▸ **Requirement**
Copy out the data below as written; omit any images.

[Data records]
===============

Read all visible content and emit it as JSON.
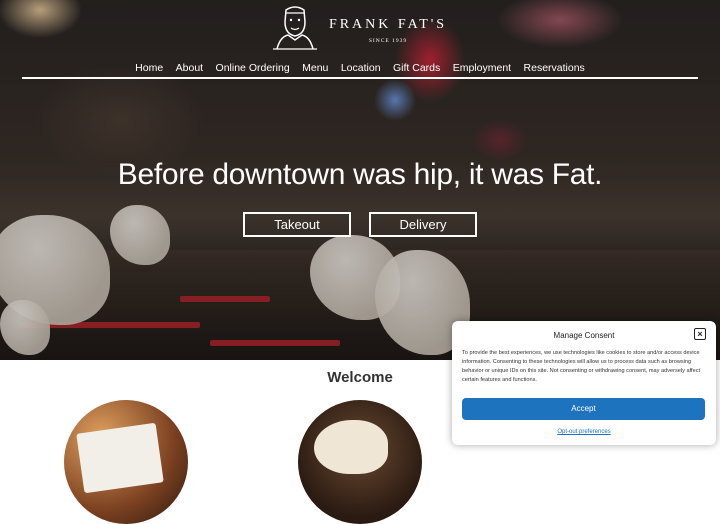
{
  "logo": {
    "name": "FRANK FAT'S",
    "since": "SINCE 1939"
  },
  "nav": {
    "items": [
      {
        "label": "Home"
      },
      {
        "label": "About"
      },
      {
        "label": "Online Ordering"
      },
      {
        "label": "Menu"
      },
      {
        "label": "Location"
      },
      {
        "label": "Gift Cards"
      },
      {
        "label": "Employment"
      },
      {
        "label": "Reservations"
      }
    ]
  },
  "hero": {
    "headline": "Before downtown was hip, it was Fat.",
    "takeout_label": "Takeout",
    "delivery_label": "Delivery"
  },
  "welcome": {
    "heading": "Welcome"
  },
  "consent": {
    "title": "Manage Consent",
    "close_icon": "close-icon",
    "body": "To provide the best experiences, we use technologies like cookies to store and/or access device information. Consenting to these technologies will allow us to process data such as browsing behavior or unique IDs on this site. Not consenting or withdrawing consent, may adversely affect certain features and functions.",
    "accept_label": "Accept",
    "optout_label": "Opt-out preferences",
    "accent_color": "#1e73be"
  }
}
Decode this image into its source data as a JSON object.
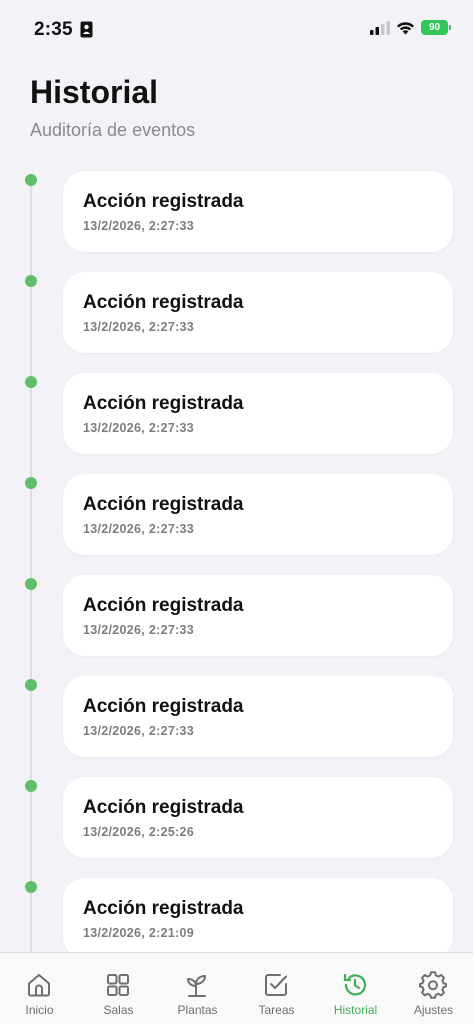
{
  "status_bar": {
    "time": "2:35",
    "battery": "90"
  },
  "header": {
    "title": "Historial",
    "subtitle": "Auditoría de eventos"
  },
  "events": [
    {
      "title": "Acción registrada",
      "timestamp": "13/2/2026, 2:27:33"
    },
    {
      "title": "Acción registrada",
      "timestamp": "13/2/2026, 2:27:33"
    },
    {
      "title": "Acción registrada",
      "timestamp": "13/2/2026, 2:27:33"
    },
    {
      "title": "Acción registrada",
      "timestamp": "13/2/2026, 2:27:33"
    },
    {
      "title": "Acción registrada",
      "timestamp": "13/2/2026, 2:27:33"
    },
    {
      "title": "Acción registrada",
      "timestamp": "13/2/2026, 2:27:33"
    },
    {
      "title": "Acción registrada",
      "timestamp": "13/2/2026, 2:25:26"
    },
    {
      "title": "Acción registrada",
      "timestamp": "13/2/2026, 2:21:09"
    }
  ],
  "tab_bar": {
    "tabs": [
      {
        "label": "Inicio",
        "icon": "home-icon",
        "active": false
      },
      {
        "label": "Salas",
        "icon": "grid-icon",
        "active": false
      },
      {
        "label": "Plantas",
        "icon": "sprout-icon",
        "active": false
      },
      {
        "label": "Tareas",
        "icon": "checkbox-icon",
        "active": false
      },
      {
        "label": "Historial",
        "icon": "history-icon",
        "active": true
      },
      {
        "label": "Ajustes",
        "icon": "gear-icon",
        "active": false
      }
    ]
  },
  "colors": {
    "accent": "#3fae55",
    "timeline_dot": "#5fbf6a",
    "background": "#f2f2f7",
    "card": "#ffffff",
    "battery": "#33c759"
  }
}
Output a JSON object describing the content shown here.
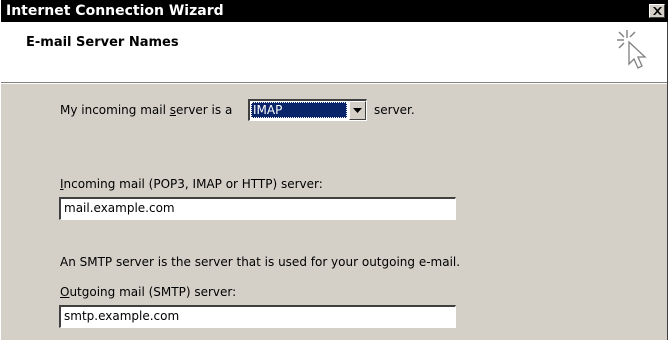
{
  "window": {
    "title": "Internet Connection Wizard",
    "close_icon": "close-icon"
  },
  "header": {
    "title": "E-mail Server Names",
    "icon": "wizard-sparkle-cursor-icon"
  },
  "incoming_type": {
    "label_prefix": "My incoming mail ",
    "label_underlined": "s",
    "label_rest": "erver is a",
    "selected_value": "IMAP",
    "suffix": "server."
  },
  "incoming_server": {
    "label_underlined": "I",
    "label_rest": "ncoming mail (POP3, IMAP or HTTP) server:",
    "value": "mail.example.com"
  },
  "smtp_info": {
    "text": "An SMTP server is the server that is used for your outgoing e-mail."
  },
  "outgoing_server": {
    "label_underlined": "O",
    "label_rest": "utgoing mail (SMTP) server:",
    "value": "smtp.example.com"
  }
}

===============

▸ **Full response**
Read all visible content and emit it as JSON.
{
  "logo": {
    "name": "FRANK FAT'S",
    "since": "SINCE 1939"
  },
  "nav": {
    "items": [
      {
        "label": "Home"
      },
      {
        "label": "About"
      },
      {
        "label": "Online Ordering"
      },
      {
        "label": "Menu"
      },
      {
        "label": "Location"
      },
      {
        "label": "Gift Cards"
      },
      {
        "label": "Employment"
      },
      {
        "label": "Reservations"
      }
    ]
  },
  "hero": {
    "headline": "Before downtown was hip, it was Fat.",
    "takeout_label": "Takeout",
    "delivery_label": "Delivery"
  },
  "welcome": {
    "heading": "Welcome"
  },
  "consent": {
    "title": "Manage Consent",
    "close_icon": "close-icon",
    "body": "To provide the best experiences, we use technologies like cookies to store and/or access device information. Consenting to these technologies will allow us to process data such as browsing behavior or unique IDs on this site. Not consenting or withdrawing consent, may adversely affect certain features and functions.",
    "accept_label": "Accept",
    "optout_label": "Opt-out preferences",
    "accent_color": "#1e73be"
  }
}
Decode this image into its source data as a JSON object.
{
  "status_bar": {
    "time": "2:35",
    "battery": "90"
  },
  "header": {
    "title": "Historial",
    "subtitle": "Auditoría de eventos"
  },
  "events": [
    {
      "title": "Acción registrada",
      "timestamp": "13/2/2026, 2:27:33"
    },
    {
      "title": "Acción registrada",
      "timestamp": "13/2/2026, 2:27:33"
    },
    {
      "title": "Acción registrada",
      "timestamp": "13/2/2026, 2:27:33"
    },
    {
      "title": "Acción registrada",
      "timestamp": "13/2/2026, 2:27:33"
    },
    {
      "title": "Acción registrada",
      "timestamp": "13/2/2026, 2:27:33"
    },
    {
      "title": "Acción registrada",
      "timestamp": "13/2/2026, 2:27:33"
    },
    {
      "title": "Acción registrada",
      "timestamp": "13/2/2026, 2:25:26"
    },
    {
      "title": "Acción registrada",
      "timestamp": "13/2/2026, 2:21:09"
    }
  ],
  "tab_bar": {
    "tabs": [
      {
        "label": "Inicio",
        "icon": "home-icon",
        "active": false
      },
      {
        "label": "Salas",
        "icon": "grid-icon",
        "active": false
      },
      {
        "label": "Plantas",
        "icon": "sprout-icon",
        "active": false
      },
      {
        "label": "Tareas",
        "icon": "checkbox-icon",
        "active": false
      },
      {
        "label": "Historial",
        "icon": "history-icon",
        "active": true
      },
      {
        "label": "Ajustes",
        "icon": "gear-icon",
        "active": false
      }
    ]
  },
  "colors": {
    "accent": "#3fae55",
    "timeline_dot": "#5fbf6a",
    "background": "#f2f2f7",
    "card": "#ffffff",
    "battery": "#33c759"
  }
}
Output a JSON object describing the content shown here.
{
  "window": {
    "title": "Internet Connection Wizard",
    "close_icon": "close-icon"
  },
  "header": {
    "title": "E-mail Server Names",
    "icon": "wizard-sparkle-cursor-icon"
  },
  "incoming_type": {
    "label_prefix": "My incoming mail ",
    "label_underlined": "s",
    "label_rest": "erver is a",
    "selected_value": "IMAP",
    "suffix": "server."
  },
  "incoming_server": {
    "label_underlined": "I",
    "label_rest": "ncoming mail (POP3, IMAP or HTTP) server:",
    "value": "mail.example.com"
  },
  "smtp_info": {
    "text": "An SMTP server is the server that is used for your outgoing e-mail."
  },
  "outgoing_server": {
    "label_underlined": "O",
    "label_rest": "utgoing mail (SMTP) server:",
    "value": "smtp.example.com"
  }
}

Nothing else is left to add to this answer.